Data supplied:
::::::::
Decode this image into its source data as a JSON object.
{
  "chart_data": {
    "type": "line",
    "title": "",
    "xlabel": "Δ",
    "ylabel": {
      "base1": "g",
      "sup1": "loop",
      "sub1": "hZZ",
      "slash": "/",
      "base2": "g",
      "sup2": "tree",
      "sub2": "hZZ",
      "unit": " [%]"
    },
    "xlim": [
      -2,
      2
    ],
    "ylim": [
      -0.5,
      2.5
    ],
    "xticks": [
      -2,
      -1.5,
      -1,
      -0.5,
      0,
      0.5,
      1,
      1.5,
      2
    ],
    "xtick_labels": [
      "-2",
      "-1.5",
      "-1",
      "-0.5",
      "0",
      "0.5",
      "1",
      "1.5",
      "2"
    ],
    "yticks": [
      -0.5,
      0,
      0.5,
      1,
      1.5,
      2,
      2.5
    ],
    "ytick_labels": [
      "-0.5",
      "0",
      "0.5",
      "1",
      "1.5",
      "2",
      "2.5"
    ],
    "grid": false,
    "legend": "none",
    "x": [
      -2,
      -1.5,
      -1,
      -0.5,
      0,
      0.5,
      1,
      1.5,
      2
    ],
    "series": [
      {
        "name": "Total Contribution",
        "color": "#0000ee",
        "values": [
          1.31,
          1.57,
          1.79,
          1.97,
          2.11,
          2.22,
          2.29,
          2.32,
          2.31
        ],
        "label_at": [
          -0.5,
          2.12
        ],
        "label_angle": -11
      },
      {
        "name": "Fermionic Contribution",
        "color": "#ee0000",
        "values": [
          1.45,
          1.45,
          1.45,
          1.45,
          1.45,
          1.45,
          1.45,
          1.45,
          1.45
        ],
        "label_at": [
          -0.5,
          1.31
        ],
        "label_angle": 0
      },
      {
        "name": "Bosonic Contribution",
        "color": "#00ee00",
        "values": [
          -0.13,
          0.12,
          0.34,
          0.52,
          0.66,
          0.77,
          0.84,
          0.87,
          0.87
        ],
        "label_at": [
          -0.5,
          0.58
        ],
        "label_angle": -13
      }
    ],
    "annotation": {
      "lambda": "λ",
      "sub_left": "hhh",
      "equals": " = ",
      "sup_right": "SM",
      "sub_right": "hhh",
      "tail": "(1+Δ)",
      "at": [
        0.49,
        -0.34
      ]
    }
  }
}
::::::::
Task brief:
Restate each of the entries above verbatim.

Result:
Decode this image into its source data as a JSON object.
{
  "chart_data": {
    "type": "line",
    "title": "",
    "xlabel": "Δ",
    "ylabel": {
      "base1": "g",
      "sup1": "loop",
      "sub1": "hZZ",
      "slash": "/",
      "base2": "g",
      "sup2": "tree",
      "sub2": "hZZ",
      "unit": " [%]"
    },
    "xlim": [
      -2,
      2
    ],
    "ylim": [
      -0.5,
      2.5
    ],
    "xticks": [
      -2,
      -1.5,
      -1,
      -0.5,
      0,
      0.5,
      1,
      1.5,
      2
    ],
    "xtick_labels": [
      "-2",
      "-1.5",
      "-1",
      "-0.5",
      "0",
      "0.5",
      "1",
      "1.5",
      "2"
    ],
    "yticks": [
      -0.5,
      0,
      0.5,
      1,
      1.5,
      2,
      2.5
    ],
    "ytick_labels": [
      "-0.5",
      "0",
      "0.5",
      "1",
      "1.5",
      "2",
      "2.5"
    ],
    "grid": false,
    "legend": "none",
    "x": [
      -2,
      -1.5,
      -1,
      -0.5,
      0,
      0.5,
      1,
      1.5,
      2
    ],
    "series": [
      {
        "name": "Total Contribution",
        "color": "#0000ee",
        "values": [
          1.31,
          1.57,
          1.79,
          1.97,
          2.11,
          2.22,
          2.29,
          2.32,
          2.31
        ],
        "label_at": [
          -0.5,
          2.12
        ],
        "label_angle": -11
      },
      {
        "name": "Fermionic Contribution",
        "color": "#ee0000",
        "values": [
          1.45,
          1.45,
          1.45,
          1.45,
          1.45,
          1.45,
          1.45,
          1.45,
          1.45
        ],
        "label_at": [
          -0.5,
          1.31
        ],
        "label_angle": 0
      },
      {
        "name": "Bosonic Contribution",
        "color": "#00ee00",
        "values": [
          -0.13,
          0.12,
          0.34,
          0.52,
          0.66,
          0.77,
          0.84,
          0.87,
          0.87
        ],
        "label_at": [
          -0.5,
          0.58
        ],
        "label_angle": -13
      }
    ],
    "annotation": {
      "lambda": "λ",
      "sub_left": "hhh",
      "equals": " = ",
      "sup_right": "SM",
      "sub_right": "hhh",
      "tail": "(1+Δ)",
      "at": [
        0.49,
        -0.34
      ]
    }
  }
}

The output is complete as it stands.